Leave out the pictures, then reproduce the rest of the material exactly.

• _Information provided_:
::::::::

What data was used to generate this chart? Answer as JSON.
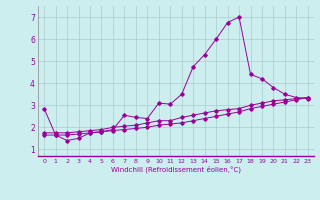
{
  "xlabel": "Windchill (Refroidissement éolien,°C)",
  "background_color": "#cceeee",
  "grid_color": "#aacccc",
  "line_color": "#990099",
  "xlim": [
    -0.5,
    23.5
  ],
  "ylim": [
    0.7,
    7.5
  ],
  "xticks": [
    0,
    1,
    2,
    3,
    4,
    5,
    6,
    7,
    8,
    9,
    10,
    11,
    12,
    13,
    14,
    15,
    16,
    17,
    18,
    19,
    20,
    21,
    22,
    23
  ],
  "yticks": [
    1,
    2,
    3,
    4,
    5,
    6,
    7
  ],
  "series1_x": [
    0,
    1,
    2,
    3,
    4,
    5,
    6,
    7,
    8,
    9,
    10,
    11,
    12,
    13,
    14,
    15,
    16,
    17,
    18,
    19,
    20,
    21,
    22,
    23
  ],
  "series1_y": [
    2.85,
    1.65,
    1.4,
    1.5,
    1.75,
    1.8,
    1.9,
    2.55,
    2.45,
    2.4,
    3.1,
    3.05,
    3.5,
    4.75,
    5.3,
    6.0,
    6.75,
    7.0,
    4.4,
    4.2,
    3.8,
    3.5,
    3.35,
    3.3
  ],
  "series2_x": [
    0,
    1,
    2,
    3,
    4,
    5,
    6,
    7,
    8,
    9,
    10,
    11,
    12,
    13,
    14,
    15,
    16,
    17,
    18,
    19,
    20,
    21,
    22,
    23
  ],
  "series2_y": [
    1.75,
    1.75,
    1.75,
    1.8,
    1.85,
    1.9,
    2.0,
    2.05,
    2.1,
    2.2,
    2.3,
    2.3,
    2.45,
    2.55,
    2.65,
    2.75,
    2.8,
    2.85,
    3.0,
    3.1,
    3.2,
    3.25,
    3.3,
    3.35
  ],
  "series3_x": [
    0,
    1,
    2,
    3,
    4,
    5,
    6,
    7,
    8,
    9,
    10,
    11,
    12,
    13,
    14,
    15,
    16,
    17,
    18,
    19,
    20,
    21,
    22,
    23
  ],
  "series3_y": [
    1.65,
    1.65,
    1.65,
    1.7,
    1.75,
    1.8,
    1.85,
    1.9,
    1.95,
    2.0,
    2.1,
    2.15,
    2.2,
    2.3,
    2.4,
    2.5,
    2.6,
    2.7,
    2.85,
    2.95,
    3.05,
    3.15,
    3.25,
    3.35
  ]
}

::::::::

• _Response to this exercise_:
What data was used to generate this chart? Answer as JSON.
{
  "xlabel": "Windchill (Refroidissement éolien,°C)",
  "background_color": "#cceeee",
  "grid_color": "#aacccc",
  "line_color": "#990099",
  "xlim": [
    -0.5,
    23.5
  ],
  "ylim": [
    0.7,
    7.5
  ],
  "xticks": [
    0,
    1,
    2,
    3,
    4,
    5,
    6,
    7,
    8,
    9,
    10,
    11,
    12,
    13,
    14,
    15,
    16,
    17,
    18,
    19,
    20,
    21,
    22,
    23
  ],
  "yticks": [
    1,
    2,
    3,
    4,
    5,
    6,
    7
  ],
  "series1_x": [
    0,
    1,
    2,
    3,
    4,
    5,
    6,
    7,
    8,
    9,
    10,
    11,
    12,
    13,
    14,
    15,
    16,
    17,
    18,
    19,
    20,
    21,
    22,
    23
  ],
  "series1_y": [
    2.85,
    1.65,
    1.4,
    1.5,
    1.75,
    1.8,
    1.9,
    2.55,
    2.45,
    2.4,
    3.1,
    3.05,
    3.5,
    4.75,
    5.3,
    6.0,
    6.75,
    7.0,
    4.4,
    4.2,
    3.8,
    3.5,
    3.35,
    3.3
  ],
  "series2_x": [
    0,
    1,
    2,
    3,
    4,
    5,
    6,
    7,
    8,
    9,
    10,
    11,
    12,
    13,
    14,
    15,
    16,
    17,
    18,
    19,
    20,
    21,
    22,
    23
  ],
  "series2_y": [
    1.75,
    1.75,
    1.75,
    1.8,
    1.85,
    1.9,
    2.0,
    2.05,
    2.1,
    2.2,
    2.3,
    2.3,
    2.45,
    2.55,
    2.65,
    2.75,
    2.8,
    2.85,
    3.0,
    3.1,
    3.2,
    3.25,
    3.3,
    3.35
  ],
  "series3_x": [
    0,
    1,
    2,
    3,
    4,
    5,
    6,
    7,
    8,
    9,
    10,
    11,
    12,
    13,
    14,
    15,
    16,
    17,
    18,
    19,
    20,
    21,
    22,
    23
  ],
  "series3_y": [
    1.65,
    1.65,
    1.65,
    1.7,
    1.75,
    1.8,
    1.85,
    1.9,
    1.95,
    2.0,
    2.1,
    2.15,
    2.2,
    2.3,
    2.4,
    2.5,
    2.6,
    2.7,
    2.85,
    2.95,
    3.05,
    3.15,
    3.25,
    3.35
  ]
}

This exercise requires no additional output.